## [What this task involves]
Extract every line below that contains the word "classes".

[Dataset items]
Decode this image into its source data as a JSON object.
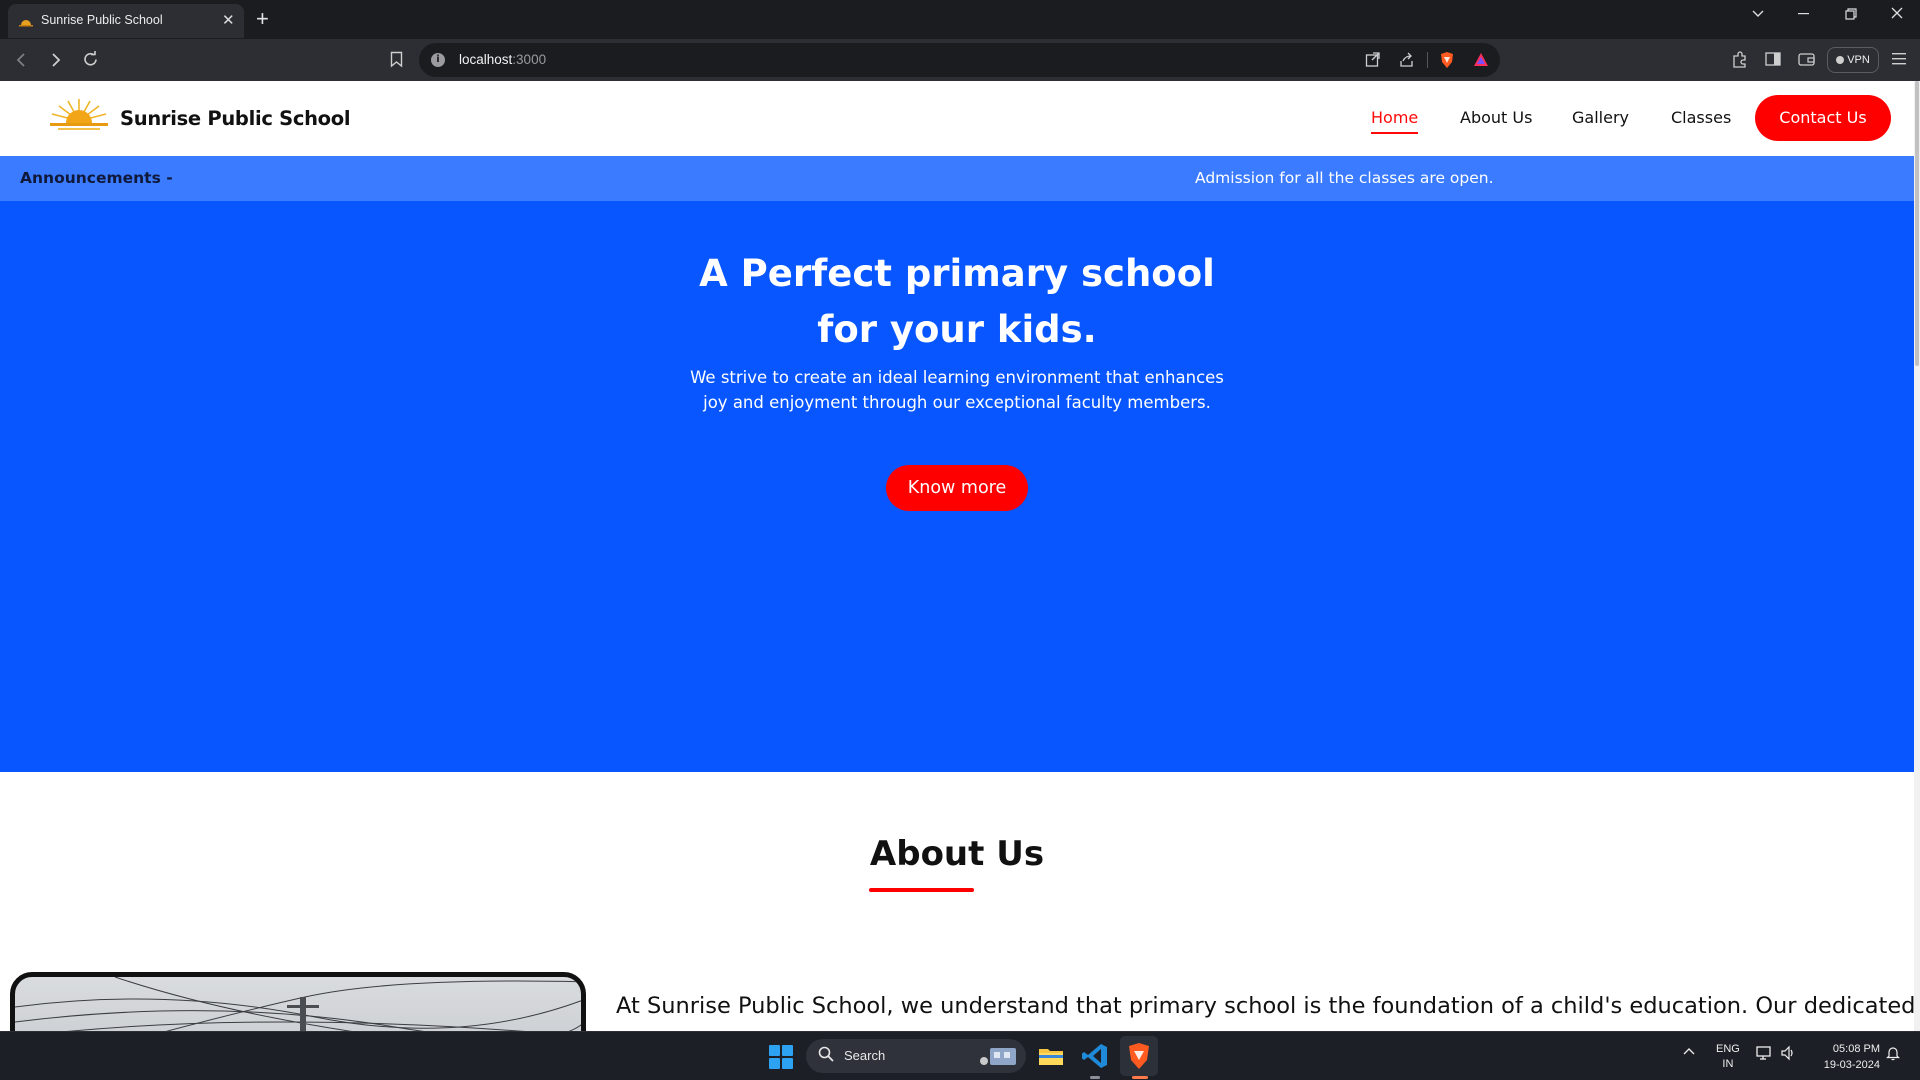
{
  "browser": {
    "tab_title": "Sunrise Public School",
    "tab_close": "✕",
    "new_tab": "+",
    "url_host": "localhost",
    "url_port": ":3000",
    "vpn_label": "VPN",
    "icons": [
      "back-icon",
      "forward-icon",
      "reload-icon",
      "bookmark-icon",
      "site-info-icon",
      "open-external-icon",
      "share-icon",
      "brave-shields-icon",
      "brave-rewards-icon",
      "extensions-icon",
      "sidebar-icon",
      "wallet-icon",
      "menu-icon"
    ]
  },
  "site": {
    "brand": "Sunrise Public School",
    "nav": {
      "home": "Home",
      "about": "About Us",
      "gallery": "Gallery",
      "classes": "Classes",
      "contact": "Contact Us"
    },
    "announcements": {
      "label": "Announcements -",
      "text": "Admission for all the classes are open."
    },
    "hero": {
      "title_line1": "A Perfect primary school",
      "title_line2": "for your kids.",
      "subtitle_line1": "We strive to create an ideal learning environment that enhances",
      "subtitle_line2": "joy and enjoyment through our exceptional faculty members.",
      "cta": "Know more"
    },
    "about": {
      "title": "About Us",
      "text": "At Sunrise Public School, we understand that primary school is the foundation of a child's education. Our dedicated"
    },
    "colors": {
      "accent_red": "#ff0000",
      "hero_blue": "#0756ff",
      "announcement_blue": "#3a7bff"
    }
  },
  "taskbar": {
    "search_label": "Search",
    "lang_line1": "ENG",
    "lang_line2": "IN",
    "time": "05:08 PM",
    "date": "19-03-2024"
  }
}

## [Exercise solution]
      "classes": "Classes",
      "text": "Admission for all the classes are open."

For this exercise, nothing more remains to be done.